◆ **Work to do**:
Could you write out the records below exactly as they appear, leaving out any pictures?

◆ **Data listing**:
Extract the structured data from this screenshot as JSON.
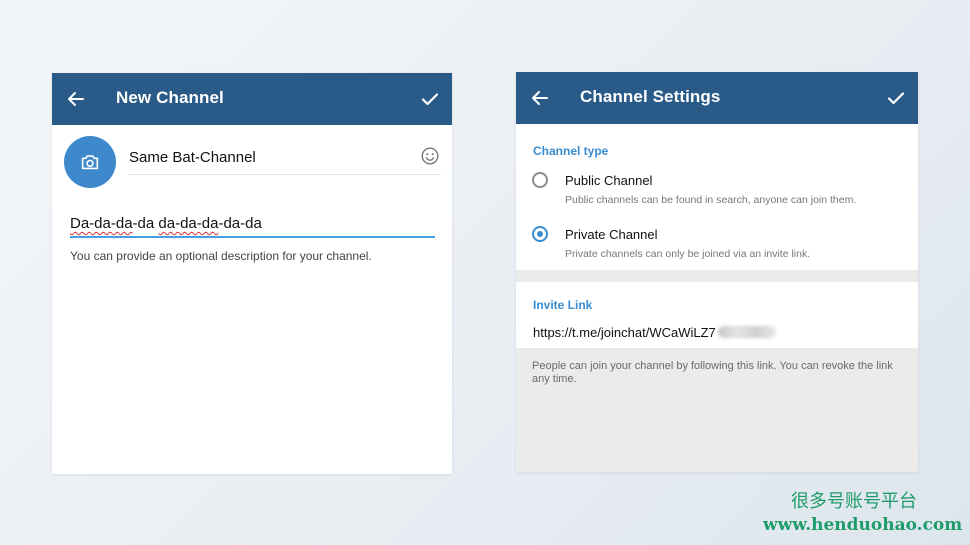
{
  "new_channel": {
    "title": "New Channel",
    "channel_name": "Same Bat-Channel",
    "description_parts": [
      "Da-da-da",
      "-da ",
      "da-da-da",
      "-da-da"
    ],
    "description_hint": "You can provide an optional description for your channel."
  },
  "channel_settings": {
    "title": "Channel Settings",
    "type_header": "Channel type",
    "options": [
      {
        "label": "Public Channel",
        "sub": "Public channels can be found in search, anyone can join them.",
        "selected": false
      },
      {
        "label": "Private Channel",
        "sub": "Private channels can only be joined via an invite link.",
        "selected": true
      }
    ],
    "link_header": "Invite Link",
    "invite_link": "https://t.me/joinchat/WCaWiLZ7",
    "link_hint": "People can join your channel by following this link. You can revoke the link any time."
  },
  "watermark": {
    "line1": "很多号账号平台",
    "line2": "www.henduohao.com"
  },
  "colors": {
    "appbar": "#2a5a88",
    "accent": "#3a8cd0",
    "avatar": "#3d89cc",
    "watermark": "#1e9c6a"
  },
  "icons": [
    "back-arrow-icon",
    "check-icon",
    "camera-icon",
    "emoji-icon"
  ]
}
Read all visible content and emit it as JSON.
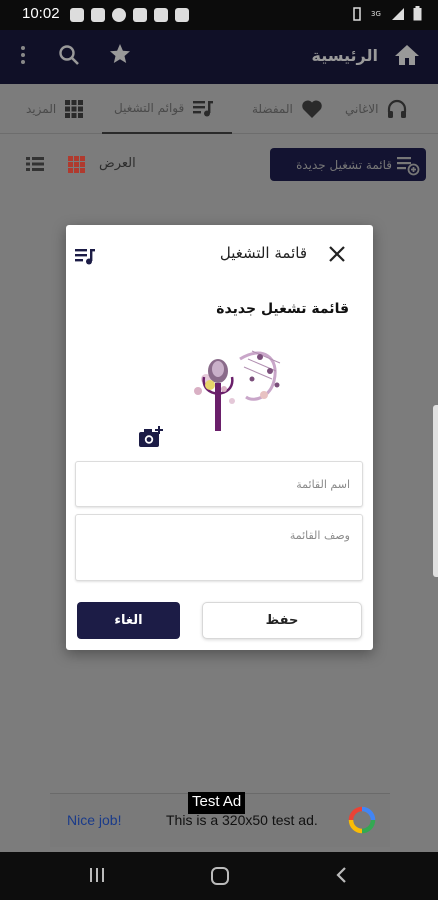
{
  "status_bar": {
    "time": "10:02",
    "battery_text": ""
  },
  "app_bar": {
    "title": "الرئيسية"
  },
  "tabs": [
    {
      "label": "الاغاني",
      "icon": "headphones-icon"
    },
    {
      "label": "المفضلة",
      "icon": "heart-icon"
    },
    {
      "label": "قوائم التشغيل",
      "icon": "playlist-icon"
    },
    {
      "label": "المزيد",
      "icon": "grid-icon"
    }
  ],
  "toolbar": {
    "new_playlist_label": "قائمة تشغيل جديدة",
    "view_label": "العرض"
  },
  "dialog": {
    "title": "قائمة التشغيل",
    "subtitle": "قائمة تشغيل جديدة",
    "name_placeholder": "اسم القائمة",
    "desc_placeholder": "وصف القائمة",
    "save_label": "حفظ",
    "cancel_label": "الغاء"
  },
  "ad": {
    "tag": "Test Ad",
    "nice": "Nice job!",
    "text": "This is a 320x50 test ad."
  },
  "colors": {
    "app_bar": "#101027",
    "cancel_button": "#1c1c46",
    "view_grid": "#c0392b"
  }
}
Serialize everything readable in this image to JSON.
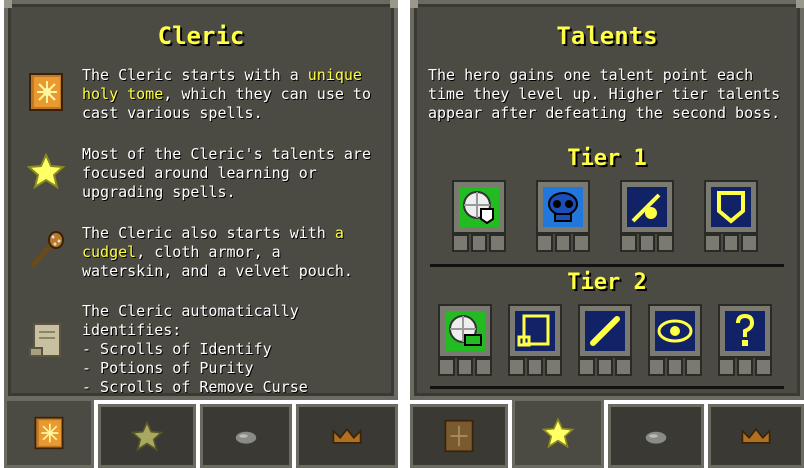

◆ **Answer in full**:
Extract the structured data from this screenshot as JSON.
{
  "new_channel": {
    "title": "New Channel",
    "channel_name": "Same Bat-Channel",
    "description_parts": [
      "Da-da-da",
      "-da ",
      "da-da-da",
      "-da-da"
    ],
    "description_hint": "You can provide an optional description for your channel."
  },
  "channel_settings": {
    "title": "Channel Settings",
    "type_header": "Channel type",
    "options": [
      {
        "label": "Public Channel",
        "sub": "Public channels can be found in search, anyone can join them.",
        "selected": false
      },
      {
        "label": "Private Channel",
        "sub": "Private channels can only be joined via an invite link.",
        "selected": true
      }
    ],
    "link_header": "Invite Link",
    "invite_link": "https://t.me/joinchat/WCaWiLZ7",
    "link_hint": "People can join your channel by following this link. You can revoke the link any time."
  },
  "watermark": {
    "line1": "很多号账号平台",
    "line2": "www.henduohao.com"
  },
  "colors": {
    "appbar": "#2a5a88",
    "accent": "#3a8cd0",
    "avatar": "#3d89cc",
    "watermark": "#1e9c6a"
  },
  "icons": [
    "back-arrow-icon",
    "check-icon",
    "camera-icon",
    "emoji-icon"
  ]
}
Read all visible content and emit it as JSON.
{
  "status_bar": {
    "time": "10:02",
    "battery_text": ""
  },
  "app_bar": {
    "title": "الرئيسية"
  },
  "tabs": [
    {
      "label": "الاغاني",
      "icon": "headphones-icon"
    },
    {
      "label": "المفضلة",
      "icon": "heart-icon"
    },
    {
      "label": "قوائم التشغيل",
      "icon": "playlist-icon"
    },
    {
      "label": "المزيد",
      "icon": "grid-icon"
    }
  ],
  "toolbar": {
    "new_playlist_label": "قائمة تشغيل جديدة",
    "view_label": "العرض"
  },
  "dialog": {
    "title": "قائمة التشغيل",
    "subtitle": "قائمة تشغيل جديدة",
    "name_placeholder": "اسم القائمة",
    "desc_placeholder": "وصف القائمة",
    "save_label": "حفظ",
    "cancel_label": "الغاء"
  },
  "ad": {
    "tag": "Test Ad",
    "nice": "Nice job!",
    "text": "This is a 320x50 test ad."
  },
  "colors": {
    "app_bar": "#101027",
    "cancel_button": "#1c1c46",
    "view_grid": "#c0392b"
  }
}
Serialize everything readable in this image to JSON.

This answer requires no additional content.